— begin —

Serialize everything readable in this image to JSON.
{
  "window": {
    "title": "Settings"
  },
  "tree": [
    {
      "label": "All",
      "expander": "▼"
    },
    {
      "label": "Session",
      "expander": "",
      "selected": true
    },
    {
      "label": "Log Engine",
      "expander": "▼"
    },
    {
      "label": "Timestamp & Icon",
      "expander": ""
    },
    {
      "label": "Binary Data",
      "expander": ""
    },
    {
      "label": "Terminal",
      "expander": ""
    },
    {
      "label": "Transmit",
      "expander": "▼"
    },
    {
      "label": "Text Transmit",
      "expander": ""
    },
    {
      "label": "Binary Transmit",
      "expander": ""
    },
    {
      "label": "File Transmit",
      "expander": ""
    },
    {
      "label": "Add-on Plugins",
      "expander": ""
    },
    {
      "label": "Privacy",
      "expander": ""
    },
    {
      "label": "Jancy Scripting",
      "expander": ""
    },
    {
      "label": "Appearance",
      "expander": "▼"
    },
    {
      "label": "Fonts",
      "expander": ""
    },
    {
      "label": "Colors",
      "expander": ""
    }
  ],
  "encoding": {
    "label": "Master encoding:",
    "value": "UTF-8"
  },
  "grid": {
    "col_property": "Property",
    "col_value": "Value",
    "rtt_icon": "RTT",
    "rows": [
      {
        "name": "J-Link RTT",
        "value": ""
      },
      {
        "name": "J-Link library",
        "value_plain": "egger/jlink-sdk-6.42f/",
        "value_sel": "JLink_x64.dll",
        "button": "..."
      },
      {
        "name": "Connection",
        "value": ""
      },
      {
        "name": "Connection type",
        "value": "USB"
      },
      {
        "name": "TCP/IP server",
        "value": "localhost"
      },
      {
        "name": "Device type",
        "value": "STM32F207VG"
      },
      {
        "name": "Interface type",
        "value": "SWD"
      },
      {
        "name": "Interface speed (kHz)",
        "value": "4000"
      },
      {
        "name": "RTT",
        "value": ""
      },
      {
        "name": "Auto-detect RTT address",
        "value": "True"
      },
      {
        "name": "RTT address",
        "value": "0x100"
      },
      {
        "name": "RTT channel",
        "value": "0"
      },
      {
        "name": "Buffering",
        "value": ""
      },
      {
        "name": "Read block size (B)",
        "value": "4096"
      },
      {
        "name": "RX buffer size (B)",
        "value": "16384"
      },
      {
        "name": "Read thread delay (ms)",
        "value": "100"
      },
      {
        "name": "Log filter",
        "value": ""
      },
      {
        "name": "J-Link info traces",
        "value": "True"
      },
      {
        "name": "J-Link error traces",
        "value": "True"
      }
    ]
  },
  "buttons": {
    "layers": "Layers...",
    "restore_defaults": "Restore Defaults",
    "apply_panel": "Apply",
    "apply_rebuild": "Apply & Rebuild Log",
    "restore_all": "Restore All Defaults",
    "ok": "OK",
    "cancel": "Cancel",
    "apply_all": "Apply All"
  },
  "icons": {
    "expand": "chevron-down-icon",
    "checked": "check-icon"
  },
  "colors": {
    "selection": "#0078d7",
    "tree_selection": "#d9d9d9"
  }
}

— end —

**YOUR OBJECTIVE:**
Across the records, count the lines holding the string "Apply". Give the number and stop.

**PROBLEM SOLUTION:**
3